*To do*: Reproduce the data below with every instance of "kill-base-rp" replaced by "base-kill-rp". Leave everything else as it is.

*Available records*:
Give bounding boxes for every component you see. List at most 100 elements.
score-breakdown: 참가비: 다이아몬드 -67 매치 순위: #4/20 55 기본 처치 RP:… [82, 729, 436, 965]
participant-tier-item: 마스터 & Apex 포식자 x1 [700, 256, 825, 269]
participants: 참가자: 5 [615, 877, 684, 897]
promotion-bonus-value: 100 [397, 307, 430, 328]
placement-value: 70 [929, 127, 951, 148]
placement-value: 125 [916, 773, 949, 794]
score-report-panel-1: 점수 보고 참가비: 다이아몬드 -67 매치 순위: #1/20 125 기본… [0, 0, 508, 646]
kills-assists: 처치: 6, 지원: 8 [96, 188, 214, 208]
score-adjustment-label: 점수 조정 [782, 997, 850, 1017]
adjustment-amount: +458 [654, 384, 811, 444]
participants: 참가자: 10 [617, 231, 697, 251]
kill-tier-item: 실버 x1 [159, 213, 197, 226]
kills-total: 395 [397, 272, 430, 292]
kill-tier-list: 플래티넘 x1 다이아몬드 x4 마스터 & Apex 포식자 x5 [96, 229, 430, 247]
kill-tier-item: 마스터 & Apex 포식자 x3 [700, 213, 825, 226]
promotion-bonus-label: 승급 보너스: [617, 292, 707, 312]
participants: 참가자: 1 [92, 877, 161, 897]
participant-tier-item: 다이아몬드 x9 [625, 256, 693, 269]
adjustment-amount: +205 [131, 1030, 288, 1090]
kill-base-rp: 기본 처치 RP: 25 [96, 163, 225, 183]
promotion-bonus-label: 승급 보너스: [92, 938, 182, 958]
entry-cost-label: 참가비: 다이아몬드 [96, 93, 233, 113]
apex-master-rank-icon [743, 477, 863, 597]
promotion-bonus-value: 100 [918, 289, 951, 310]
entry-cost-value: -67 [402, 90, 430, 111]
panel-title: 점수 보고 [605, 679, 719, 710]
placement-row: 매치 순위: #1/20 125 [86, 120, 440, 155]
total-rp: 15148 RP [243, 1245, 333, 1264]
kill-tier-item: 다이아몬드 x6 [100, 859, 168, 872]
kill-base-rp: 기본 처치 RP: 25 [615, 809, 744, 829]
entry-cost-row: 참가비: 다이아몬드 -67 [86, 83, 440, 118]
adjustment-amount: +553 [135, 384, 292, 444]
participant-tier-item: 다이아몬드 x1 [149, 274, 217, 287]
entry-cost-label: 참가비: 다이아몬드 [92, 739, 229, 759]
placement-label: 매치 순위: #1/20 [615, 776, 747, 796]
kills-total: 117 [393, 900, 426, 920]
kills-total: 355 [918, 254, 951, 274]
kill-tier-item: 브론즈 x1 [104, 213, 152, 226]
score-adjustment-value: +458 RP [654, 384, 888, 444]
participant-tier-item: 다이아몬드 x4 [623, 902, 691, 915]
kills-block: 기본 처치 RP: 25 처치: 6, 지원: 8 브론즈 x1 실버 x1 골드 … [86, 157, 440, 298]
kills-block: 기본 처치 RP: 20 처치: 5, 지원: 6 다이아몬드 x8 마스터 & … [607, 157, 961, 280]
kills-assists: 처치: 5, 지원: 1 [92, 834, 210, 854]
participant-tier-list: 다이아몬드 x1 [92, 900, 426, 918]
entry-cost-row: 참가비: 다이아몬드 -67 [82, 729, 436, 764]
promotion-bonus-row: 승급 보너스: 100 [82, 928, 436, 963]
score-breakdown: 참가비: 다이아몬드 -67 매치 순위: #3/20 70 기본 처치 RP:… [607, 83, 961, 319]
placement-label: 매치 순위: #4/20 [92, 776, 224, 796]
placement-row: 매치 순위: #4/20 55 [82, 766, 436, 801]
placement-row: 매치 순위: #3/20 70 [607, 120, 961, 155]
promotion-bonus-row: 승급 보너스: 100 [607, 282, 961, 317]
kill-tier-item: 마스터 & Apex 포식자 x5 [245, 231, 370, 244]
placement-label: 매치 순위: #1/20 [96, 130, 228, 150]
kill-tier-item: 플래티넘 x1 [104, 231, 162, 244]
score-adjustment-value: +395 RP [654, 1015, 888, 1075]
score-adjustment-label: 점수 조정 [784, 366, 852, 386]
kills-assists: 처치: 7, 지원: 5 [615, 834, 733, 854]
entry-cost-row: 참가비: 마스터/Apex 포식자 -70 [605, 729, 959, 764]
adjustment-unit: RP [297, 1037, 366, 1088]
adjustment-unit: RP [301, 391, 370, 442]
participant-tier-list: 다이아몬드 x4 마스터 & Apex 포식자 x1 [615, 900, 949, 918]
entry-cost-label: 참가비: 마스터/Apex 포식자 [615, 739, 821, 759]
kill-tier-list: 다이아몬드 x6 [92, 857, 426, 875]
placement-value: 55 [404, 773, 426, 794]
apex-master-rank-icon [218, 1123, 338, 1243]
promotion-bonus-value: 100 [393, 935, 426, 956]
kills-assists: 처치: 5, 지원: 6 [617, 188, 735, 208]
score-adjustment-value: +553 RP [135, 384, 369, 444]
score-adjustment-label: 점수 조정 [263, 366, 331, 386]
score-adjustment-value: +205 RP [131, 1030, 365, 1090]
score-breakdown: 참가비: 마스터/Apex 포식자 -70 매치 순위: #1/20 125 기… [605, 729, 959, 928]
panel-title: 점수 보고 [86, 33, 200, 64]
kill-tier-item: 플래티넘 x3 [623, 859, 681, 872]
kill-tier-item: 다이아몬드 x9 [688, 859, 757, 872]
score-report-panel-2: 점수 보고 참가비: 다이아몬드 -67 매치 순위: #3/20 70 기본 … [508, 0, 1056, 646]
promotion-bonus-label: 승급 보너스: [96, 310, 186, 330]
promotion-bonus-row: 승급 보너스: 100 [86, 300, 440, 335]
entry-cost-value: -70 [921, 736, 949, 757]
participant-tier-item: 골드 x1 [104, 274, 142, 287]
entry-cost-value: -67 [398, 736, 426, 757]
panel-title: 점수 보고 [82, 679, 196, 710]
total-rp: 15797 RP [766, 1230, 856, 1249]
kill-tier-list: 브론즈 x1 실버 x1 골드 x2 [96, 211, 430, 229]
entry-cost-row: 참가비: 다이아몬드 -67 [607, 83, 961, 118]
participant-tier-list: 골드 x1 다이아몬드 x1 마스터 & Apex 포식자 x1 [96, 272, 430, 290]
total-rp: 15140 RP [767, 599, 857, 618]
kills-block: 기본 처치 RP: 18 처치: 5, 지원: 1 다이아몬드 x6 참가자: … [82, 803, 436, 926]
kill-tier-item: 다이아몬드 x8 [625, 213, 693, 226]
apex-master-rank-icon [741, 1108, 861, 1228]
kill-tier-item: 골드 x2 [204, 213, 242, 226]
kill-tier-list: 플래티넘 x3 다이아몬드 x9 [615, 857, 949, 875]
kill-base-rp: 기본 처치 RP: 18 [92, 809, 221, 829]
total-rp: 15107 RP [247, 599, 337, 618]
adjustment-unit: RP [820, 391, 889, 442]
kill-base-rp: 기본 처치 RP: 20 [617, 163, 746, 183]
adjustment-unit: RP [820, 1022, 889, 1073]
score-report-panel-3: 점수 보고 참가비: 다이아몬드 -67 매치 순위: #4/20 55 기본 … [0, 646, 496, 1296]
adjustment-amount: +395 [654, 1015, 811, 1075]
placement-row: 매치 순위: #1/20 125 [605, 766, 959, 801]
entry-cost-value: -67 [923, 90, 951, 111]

*Result for this task*:
Give bounding boxes for every component you see. List at most 100 elements.
score-breakdown: 참가비: 다이아몬드 -67 매치 순위: #4/20 55 기본 처치 RP:… [82, 729, 436, 965]
participant-tier-item: 마스터 & Apex 포식자 x1 [700, 256, 825, 269]
participants: 참가자: 5 [615, 877, 684, 897]
promotion-bonus-value: 100 [397, 307, 430, 328]
placement-value: 70 [929, 127, 951, 148]
placement-value: 125 [916, 773, 949, 794]
score-report-panel-1: 점수 보고 참가비: 다이아몬드 -67 매치 순위: #1/20 125 기본… [0, 0, 508, 646]
kills-assists: 처치: 6, 지원: 8 [96, 188, 214, 208]
score-adjustment-label: 점수 조정 [782, 997, 850, 1017]
adjustment-amount: +458 [654, 384, 811, 444]
participants: 참가자: 10 [617, 231, 697, 251]
kill-tier-item: 실버 x1 [159, 213, 197, 226]
kills-total: 395 [397, 272, 430, 292]
kill-tier-list: 플래티넘 x1 다이아몬드 x4 마스터 & Apex 포식자 x5 [96, 229, 430, 247]
kill-tier-item: 마스터 & Apex 포식자 x3 [700, 213, 825, 226]
promotion-bonus-label: 승급 보너스: [617, 292, 707, 312]
participants: 참가자: 1 [92, 877, 161, 897]
participant-tier-item: 다이아몬드 x9 [625, 256, 693, 269]
adjustment-amount: +205 [131, 1030, 288, 1090]
base-kill-rp: 기본 처치 RP: 25 [96, 163, 225, 183]
promotion-bonus-label: 승급 보너스: [92, 938, 182, 958]
entry-cost-label: 참가비: 다이아몬드 [96, 93, 233, 113]
apex-master-rank-icon [743, 477, 863, 597]
promotion-bonus-value: 100 [918, 289, 951, 310]
entry-cost-value: -67 [402, 90, 430, 111]
panel-title: 점수 보고 [605, 679, 719, 710]
placement-row: 매치 순위: #1/20 125 [86, 120, 440, 155]
total-rp: 15148 RP [243, 1245, 333, 1264]
kill-tier-item: 다이아몬드 x6 [100, 859, 168, 872]
base-kill-rp: 기본 처치 RP: 25 [615, 809, 744, 829]
entry-cost-row: 참가비: 다이아몬드 -67 [86, 83, 440, 118]
adjustment-amount: +553 [135, 384, 292, 444]
participant-tier-item: 다이아몬드 x1 [149, 274, 217, 287]
entry-cost-label: 참가비: 다이아몬드 [92, 739, 229, 759]
placement-label: 매치 순위: #1/20 [615, 776, 747, 796]
kills-total: 117 [393, 900, 426, 920]
kills-total: 355 [918, 254, 951, 274]
kill-tier-item: 브론즈 x1 [104, 213, 152, 226]
score-adjustment-value: +458 RP [654, 384, 888, 444]
participant-tier-item: 다이아몬드 x4 [623, 902, 691, 915]
kills-block: 기본 처치 RP: 25 처치: 6, 지원: 8 브론즈 x1 실버 x1 골드 … [86, 157, 440, 298]
kills-block: 기본 처치 RP: 20 처치: 5, 지원: 6 다이아몬드 x8 마스터 & … [607, 157, 961, 280]
kills-assists: 처치: 5, 지원: 1 [92, 834, 210, 854]
participant-tier-list: 다이아몬드 x1 [92, 900, 426, 918]
entry-cost-row: 참가비: 다이아몬드 -67 [82, 729, 436, 764]
promotion-bonus-row: 승급 보너스: 100 [82, 928, 436, 963]
score-breakdown: 참가비: 다이아몬드 -67 매치 순위: #3/20 70 기본 처치 RP:… [607, 83, 961, 319]
placement-label: 매치 순위: #4/20 [92, 776, 224, 796]
placement-row: 매치 순위: #4/20 55 [82, 766, 436, 801]
placement-row: 매치 순위: #3/20 70 [607, 120, 961, 155]
promotion-bonus-row: 승급 보너스: 100 [607, 282, 961, 317]
kill-tier-item: 마스터 & Apex 포식자 x5 [245, 231, 370, 244]
placement-label: 매치 순위: #1/20 [96, 130, 228, 150]
kill-tier-item: 플래티넘 x1 [104, 231, 162, 244]
score-adjustment-value: +395 RP [654, 1015, 888, 1075]
score-adjustment-label: 점수 조정 [784, 366, 852, 386]
kills-assists: 처치: 7, 지원: 5 [615, 834, 733, 854]
entry-cost-row: 참가비: 마스터/Apex 포식자 -70 [605, 729, 959, 764]
adjustment-unit: RP [297, 1037, 366, 1088]
adjustment-unit: RP [301, 391, 370, 442]
participant-tier-list: 다이아몬드 x4 마스터 & Apex 포식자 x1 [615, 900, 949, 918]
entry-cost-label: 참가비: 마스터/Apex 포식자 [615, 739, 821, 759]
kill-tier-list: 다이아몬드 x6 [92, 857, 426, 875]
placement-value: 55 [404, 773, 426, 794]
apex-master-rank-icon [218, 1123, 338, 1243]
promotion-bonus-value: 100 [393, 935, 426, 956]
kills-assists: 처치: 5, 지원: 6 [617, 188, 735, 208]
score-adjustment-value: +553 RP [135, 384, 369, 444]
score-adjustment-label: 점수 조정 [263, 366, 331, 386]
score-adjustment-value: +205 RP [131, 1030, 365, 1090]
score-breakdown: 참가비: 마스터/Apex 포식자 -70 매치 순위: #1/20 125 기… [605, 729, 959, 928]
panel-title: 점수 보고 [86, 33, 200, 64]
kill-tier-item: 플래티넘 x3 [623, 859, 681, 872]
kill-tier-item: 다이아몬드 x9 [688, 859, 757, 872]
score-report-panel-2: 점수 보고 참가비: 다이아몬드 -67 매치 순위: #3/20 70 기본 … [508, 0, 1056, 646]
promotion-bonus-label: 승급 보너스: [96, 310, 186, 330]
promotion-bonus-row: 승급 보너스: 100 [86, 300, 440, 335]
entry-cost-value: -70 [921, 736, 949, 757]
participant-tier-item: 골드 x1 [104, 274, 142, 287]
entry-cost-value: -67 [398, 736, 426, 757]
panel-title: 점수 보고 [82, 679, 196, 710]
total-rp: 15797 RP [766, 1230, 856, 1249]
kill-tier-list: 브론즈 x1 실버 x1 골드 x2 [96, 211, 430, 229]
entry-cost-row: 참가비: 다이아몬드 -67 [607, 83, 961, 118]
participant-tier-list: 골드 x1 다이아몬드 x1 마스터 & Apex 포식자 x1 [96, 272, 430, 290]
total-rp: 15140 RP [767, 599, 857, 618]
kills-block: 기본 처치 RP: 18 처치: 5, 지원: 1 다이아몬드 x6 참가자: … [82, 803, 436, 926]
kill-tier-item: 다이아몬드 x8 [625, 213, 693, 226]
apex-master-rank-icon [741, 1108, 861, 1228]
kill-tier-item: 골드 x2 [204, 213, 242, 226]
kill-tier-list: 플래티넘 x3 다이아몬드 x9 [615, 857, 949, 875]
base-kill-rp: 기본 처치 RP: 18 [92, 809, 221, 829]
total-rp: 15107 RP [247, 599, 337, 618]
adjustment-unit: RP [820, 391, 889, 442]
base-kill-rp: 기본 처치 RP: 20 [617, 163, 746, 183]
adjustment-unit: RP [820, 1022, 889, 1073]
score-report-panel-3: 점수 보고 참가비: 다이아몬드 -67 매치 순위: #4/20 55 기본 … [0, 646, 496, 1296]
adjustment-amount: +395 [654, 1015, 811, 1075]
placement-row: 매치 순위: #1/20 125 [605, 766, 959, 801]
entry-cost-value: -67 [923, 90, 951, 111]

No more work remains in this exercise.